Goal
Write out each line that follows exactly as it stands, without the pictures.

Data excerpts

+===+

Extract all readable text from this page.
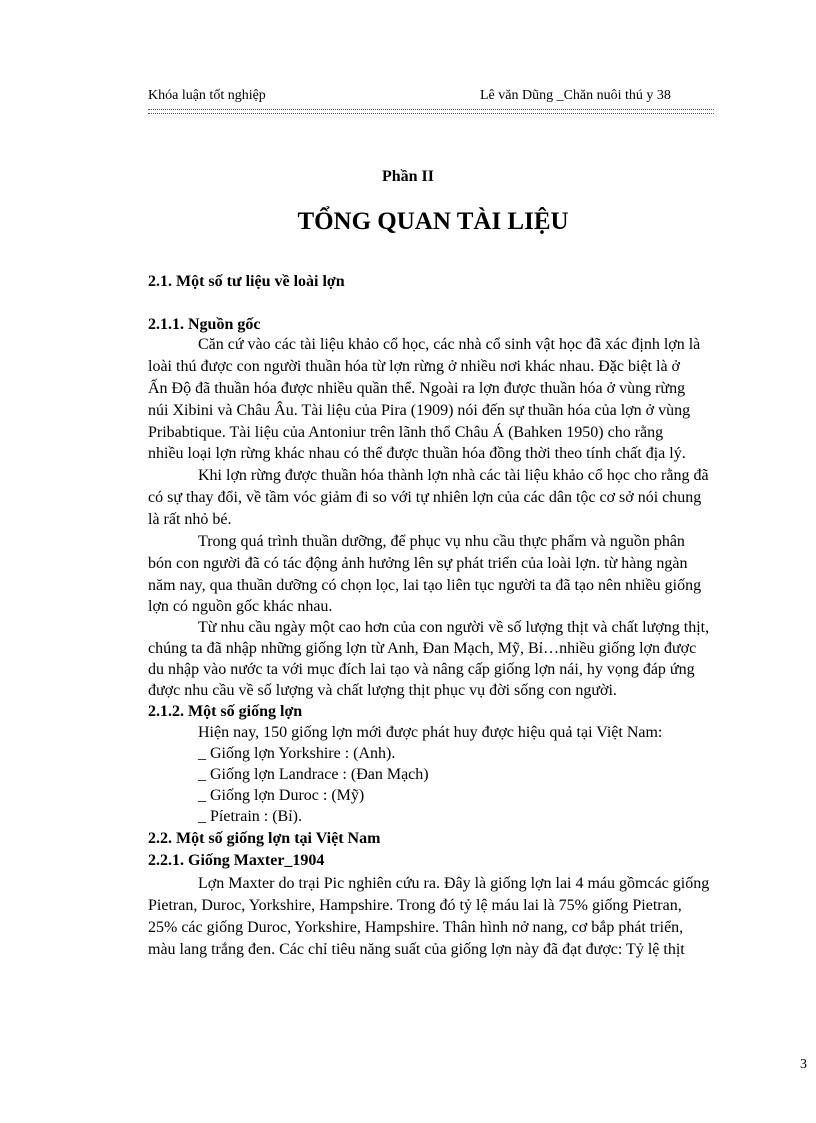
Khóa luận tốt nghiệp	Lê văn Dũng _Chăn nuôi thú y 38
Phần II
TỔNG QUAN TÀI LIỆU
2.1. Một số tư liệu về loài lợn
2.1.1. Nguồn gốc
Căn cứ vào các tài liệu khảo cổ học, các nhà cổ sinh vật học đã xác định lợn là
loài thú được con người thuần hóa từ lợn rừng ở nhiều nơi khác nhau. Đặc biệt là ở
Ấn Độ đã thuần hóa được nhiều quần thể. Ngoài ra lợn được thuần hóa ở vùng rừng
núi Xibini và Châu Âu. Tài liệu của Pira (1909) nói đến sự thuần hóa của lợn ở vùng
Pribabtique. Tài liệu của Antoniur trên lãnh thổ Châu Á (Bahken 1950) cho rằng
nhiều loại lợn rừng khác nhau có thể được thuần hóa đồng thời theo tính chất địa lý.
Khi lợn rừng được thuần hóa thành lợn nhà các tài liệu khảo cổ học cho rằng đã
có sự thay đổi, về tầm vóc giảm đi so với tự nhiên lợn của các dân tộc cơ sở nói chung
là rất nhỏ bé.
Trong quá trình thuần dưỡng, để phục vụ nhu cầu thực phẩm và nguồn phân
bón con người đã có tác động ảnh hưởng lên sự phát triển của loài lợn. từ hàng ngàn
năm nay, qua thuần dưỡng có chọn lọc, lai tạo liên tục người ta đã tạo nên nhiều giống
lợn có nguồn gốc khác nhau.
Từ nhu cầu ngày một cao hơn của con người về số lượng thịt và chất lượng thịt,
chúng ta đã nhập những giống lợn từ Anh, Đan Mạch, Mỹ, Bỉ…nhiều giống lợn được
du nhập vào nước ta với mục đích lai tạo và nâng cấp giống lợn nái, hy vọng đáp ứng
được nhu cầu về số lượng và chất lượng thịt phục vụ đời sống con người.
2.1.2. Một số giống lợn
Hiện nay, 150 giống lợn mới được phát huy được hiệu quả tại Việt Nam:
_ Giống lợn Yorkshire : (Anh).
_ Giống lợn Landrace : (Đan Mạch)
_ Giống lợn Duroc : (Mỹ)
_ Píetrain : (Bỉ).
2.2. Một số giống lợn tại Việt Nam
2.2.1. Giống Maxter_1904
Lợn Maxter do trại Pic nghiên cứu ra. Đây là giống lợn lai 4 máu gồmcác giống
Pietran, Duroc, Yorkshire, Hampshire. Trong đó tỷ lệ máu lai là 75% giống Pietran,
25% các giống Duroc, Yorkshire, Hampshire. Thân hình nở nang, cơ bắp phát triển,
màu lang trắng đen. Các chỉ tiêu năng suất của giống lợn này đã đạt được: Tỷ lệ thịt
3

+===+

Complete output
Extract all readable text from this page.
Khóa luận tốt nghiệp	Lê văn Dũng _Chăn nuôi thú y 38
Phần II
TỔNG QUAN TÀI LIỆU
2.1. Một số tư liệu về loài lợn
2.1.1. Nguồn gốc
Căn cứ vào các tài liệu khảo cổ học, các nhà cổ sinh vật học đã xác định lợn là
loài thú được con người thuần hóa từ lợn rừng ở nhiều nơi khác nhau. Đặc biệt là ở
Ấn Độ đã thuần hóa được nhiều quần thể. Ngoài ra lợn được thuần hóa ở vùng rừng
núi Xibini và Châu Âu. Tài liệu của Pira (1909) nói đến sự thuần hóa của lợn ở vùng
Pribabtique. Tài liệu của Antoniur trên lãnh thổ Châu Á (Bahken 1950) cho rằng
nhiều loại lợn rừng khác nhau có thể được thuần hóa đồng thời theo tính chất địa lý.
Khi lợn rừng được thuần hóa thành lợn nhà các tài liệu khảo cổ học cho rằng đã
có sự thay đổi, về tầm vóc giảm đi so với tự nhiên lợn của các dân tộc cơ sở nói chung
là rất nhỏ bé.
Trong quá trình thuần dưỡng, để phục vụ nhu cầu thực phẩm và nguồn phân
bón con người đã có tác động ảnh hưởng lên sự phát triển của loài lợn. từ hàng ngàn
năm nay, qua thuần dưỡng có chọn lọc, lai tạo liên tục người ta đã tạo nên nhiều giống
lợn có nguồn gốc khác nhau.
Từ nhu cầu ngày một cao hơn của con người về số lượng thịt và chất lượng thịt,
chúng ta đã nhập những giống lợn từ Anh, Đan Mạch, Mỹ, Bỉ…nhiều giống lợn được
du nhập vào nước ta với mục đích lai tạo và nâng cấp giống lợn nái, hy vọng đáp ứng
được nhu cầu về số lượng và chất lượng thịt phục vụ đời sống con người.
2.1.2. Một số giống lợn
Hiện nay, 150 giống lợn mới được phát huy được hiệu quả tại Việt Nam:
_ Giống lợn Yorkshire : (Anh).
_ Giống lợn Landrace : (Đan Mạch)
_ Giống lợn Duroc : (Mỹ)
_ Píetrain : (Bỉ).
2.2. Một số giống lợn tại Việt Nam
2.2.1. Giống Maxter_1904
Lợn Maxter do trại Pic nghiên cứu ra. Đây là giống lợn lai 4 máu gồmcác giống
Pietran, Duroc, Yorkshire, Hampshire. Trong đó tỷ lệ máu lai là 75% giống Pietran,
25% các giống Duroc, Yorkshire, Hampshire. Thân hình nở nang, cơ bắp phát triển,
màu lang trắng đen. Các chỉ tiêu năng suất của giống lợn này đã đạt được: Tỷ lệ thịt
3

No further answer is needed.